(Data entries for graphics)
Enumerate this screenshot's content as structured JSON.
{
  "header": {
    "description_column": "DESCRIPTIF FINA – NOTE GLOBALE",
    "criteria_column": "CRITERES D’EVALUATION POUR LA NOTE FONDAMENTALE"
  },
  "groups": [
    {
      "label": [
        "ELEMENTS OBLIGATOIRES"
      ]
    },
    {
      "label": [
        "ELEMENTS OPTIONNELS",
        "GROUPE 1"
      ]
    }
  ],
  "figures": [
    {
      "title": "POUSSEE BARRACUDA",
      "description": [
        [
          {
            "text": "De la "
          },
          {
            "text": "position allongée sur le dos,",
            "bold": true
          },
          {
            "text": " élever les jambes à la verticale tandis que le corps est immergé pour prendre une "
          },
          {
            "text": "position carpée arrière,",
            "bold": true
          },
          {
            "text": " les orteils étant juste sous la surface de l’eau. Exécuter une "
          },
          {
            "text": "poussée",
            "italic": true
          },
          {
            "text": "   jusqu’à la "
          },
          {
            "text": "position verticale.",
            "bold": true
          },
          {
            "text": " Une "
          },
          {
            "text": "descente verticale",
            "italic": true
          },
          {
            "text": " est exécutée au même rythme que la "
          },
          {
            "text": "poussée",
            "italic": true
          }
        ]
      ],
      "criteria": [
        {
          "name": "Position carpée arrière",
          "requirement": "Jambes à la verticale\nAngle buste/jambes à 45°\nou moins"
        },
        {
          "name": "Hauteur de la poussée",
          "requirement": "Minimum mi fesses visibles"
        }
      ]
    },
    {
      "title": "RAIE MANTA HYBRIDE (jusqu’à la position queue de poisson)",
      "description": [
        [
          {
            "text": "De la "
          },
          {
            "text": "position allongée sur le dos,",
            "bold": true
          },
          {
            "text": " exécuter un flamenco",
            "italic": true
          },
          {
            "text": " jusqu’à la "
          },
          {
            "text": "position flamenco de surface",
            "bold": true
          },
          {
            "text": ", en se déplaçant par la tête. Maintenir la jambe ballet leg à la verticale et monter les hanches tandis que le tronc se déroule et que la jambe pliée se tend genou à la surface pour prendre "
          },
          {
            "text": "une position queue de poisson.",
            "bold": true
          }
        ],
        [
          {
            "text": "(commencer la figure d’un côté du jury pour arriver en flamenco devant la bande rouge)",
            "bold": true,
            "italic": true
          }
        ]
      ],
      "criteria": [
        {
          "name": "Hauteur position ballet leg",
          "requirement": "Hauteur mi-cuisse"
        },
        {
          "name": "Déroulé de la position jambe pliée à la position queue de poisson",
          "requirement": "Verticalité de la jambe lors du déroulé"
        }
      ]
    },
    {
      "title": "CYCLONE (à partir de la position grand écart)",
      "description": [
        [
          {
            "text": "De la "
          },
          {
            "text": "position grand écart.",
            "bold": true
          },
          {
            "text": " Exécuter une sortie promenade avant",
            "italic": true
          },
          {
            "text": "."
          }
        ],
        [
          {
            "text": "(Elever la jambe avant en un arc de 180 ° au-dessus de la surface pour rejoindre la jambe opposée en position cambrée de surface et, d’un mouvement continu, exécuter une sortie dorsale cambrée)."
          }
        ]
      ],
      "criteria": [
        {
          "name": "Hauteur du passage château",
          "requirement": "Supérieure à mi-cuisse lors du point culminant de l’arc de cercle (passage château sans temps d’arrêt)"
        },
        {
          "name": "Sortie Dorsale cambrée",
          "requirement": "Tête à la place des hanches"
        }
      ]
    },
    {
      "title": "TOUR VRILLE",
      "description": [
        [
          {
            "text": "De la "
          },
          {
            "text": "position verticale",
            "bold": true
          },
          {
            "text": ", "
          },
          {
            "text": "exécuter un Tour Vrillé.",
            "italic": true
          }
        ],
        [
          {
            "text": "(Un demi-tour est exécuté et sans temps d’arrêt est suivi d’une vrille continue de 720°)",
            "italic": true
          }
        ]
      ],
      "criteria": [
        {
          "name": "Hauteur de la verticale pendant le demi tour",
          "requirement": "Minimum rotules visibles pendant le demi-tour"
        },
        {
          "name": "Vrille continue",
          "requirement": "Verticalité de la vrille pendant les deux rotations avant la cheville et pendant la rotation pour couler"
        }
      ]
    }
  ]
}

• What the exercise asks:
Output all of the data again. Match it exactly.

• Finished task:
Enumerate this screenshot's content as structured JSON.
{
  "header": {
    "description_column": "DESCRIPTIF FINA – NOTE GLOBALE",
    "criteria_column": "CRITERES D’EVALUATION POUR LA NOTE FONDAMENTALE"
  },
  "groups": [
    {
      "label": [
        "ELEMENTS OBLIGATOIRES"
      ]
    },
    {
      "label": [
        "ELEMENTS OPTIONNELS",
        "GROUPE 1"
      ]
    }
  ],
  "figures": [
    {
      "title": "POUSSEE BARRACUDA",
      "description": [
        [
          {
            "text": "De la "
          },
          {
            "text": "position allongée sur le dos,",
            "bold": true
          },
          {
            "text": " élever les jambes à la verticale tandis que le corps est immergé pour prendre une "
          },
          {
            "text": "position carpée arrière,",
            "bold": true
          },
          {
            "text": " les orteils étant juste sous la surface de l’eau. Exécuter une "
          },
          {
            "text": "poussée",
            "italic": true
          },
          {
            "text": "   jusqu’à la "
          },
          {
            "text": "position verticale.",
            "bold": true
          },
          {
            "text": " Une "
          },
          {
            "text": "descente verticale",
            "italic": true
          },
          {
            "text": " est exécutée au même rythme que la "
          },
          {
            "text": "poussée",
            "italic": true
          }
        ]
      ],
      "criteria": [
        {
          "name": "Position carpée arrière",
          "requirement": "Jambes à la verticale\nAngle buste/jambes à 45°\nou moins"
        },
        {
          "name": "Hauteur de la poussée",
          "requirement": "Minimum mi fesses visibles"
        }
      ]
    },
    {
      "title": "RAIE MANTA HYBRIDE (jusqu’à la position queue de poisson)",
      "description": [
        [
          {
            "text": "De la "
          },
          {
            "text": "position allongée sur le dos,",
            "bold": true
          },
          {
            "text": " exécuter un flamenco",
            "italic": true
          },
          {
            "text": " jusqu’à la "
          },
          {
            "text": "position flamenco de surface",
            "bold": true
          },
          {
            "text": ", en se déplaçant par la tête. Maintenir la jambe ballet leg à la verticale et monter les hanches tandis que le tronc se déroule et que la jambe pliée se tend genou à la surface pour prendre "
          },
          {
            "text": "une position queue de poisson.",
            "bold": true
          }
        ],
        [
          {
            "text": "(commencer la figure d’un côté du jury pour arriver en flamenco devant la bande rouge)",
            "bold": true,
            "italic": true
          }
        ]
      ],
      "criteria": [
        {
          "name": "Hauteur position ballet leg",
          "requirement": "Hauteur mi-cuisse"
        },
        {
          "name": "Déroulé de la position jambe pliée à la position queue de poisson",
          "requirement": "Verticalité de la jambe lors du déroulé"
        }
      ]
    },
    {
      "title": "CYCLONE (à partir de la position grand écart)",
      "description": [
        [
          {
            "text": "De la "
          },
          {
            "text": "position grand écart.",
            "bold": true
          },
          {
            "text": " Exécuter une sortie promenade avant",
            "italic": true
          },
          {
            "text": "."
          }
        ],
        [
          {
            "text": "(Elever la jambe avant en un arc de 180 ° au-dessus de la surface pour rejoindre la jambe opposée en position cambrée de surface et, d’un mouvement continu, exécuter une sortie dorsale cambrée)."
          }
        ]
      ],
      "criteria": [
        {
          "name": "Hauteur du passage château",
          "requirement": "Supérieure à mi-cuisse lors du point culminant de l’arc de cercle (passage château sans temps d’arrêt)"
        },
        {
          "name": "Sortie Dorsale cambrée",
          "requirement": "Tête à la place des hanches"
        }
      ]
    },
    {
      "title": "TOUR VRILLE",
      "description": [
        [
          {
            "text": "De la "
          },
          {
            "text": "position verticale",
            "bold": true
          },
          {
            "text": ", "
          },
          {
            "text": "exécuter un Tour Vrillé.",
            "italic": true
          }
        ],
        [
          {
            "text": "(Un demi-tour est exécuté et sans temps d’arrêt est suivi d’une vrille continue de 720°)",
            "italic": true
          }
        ]
      ],
      "criteria": [
        {
          "name": "Hauteur de la verticale pendant le demi tour",
          "requirement": "Minimum rotules visibles pendant le demi-tour"
        },
        {
          "name": "Vrille continue",
          "requirement": "Verticalité de la vrille pendant les deux rotations avant la cheville et pendant la rotation pour couler"
        }
      ]
    }
  ]
}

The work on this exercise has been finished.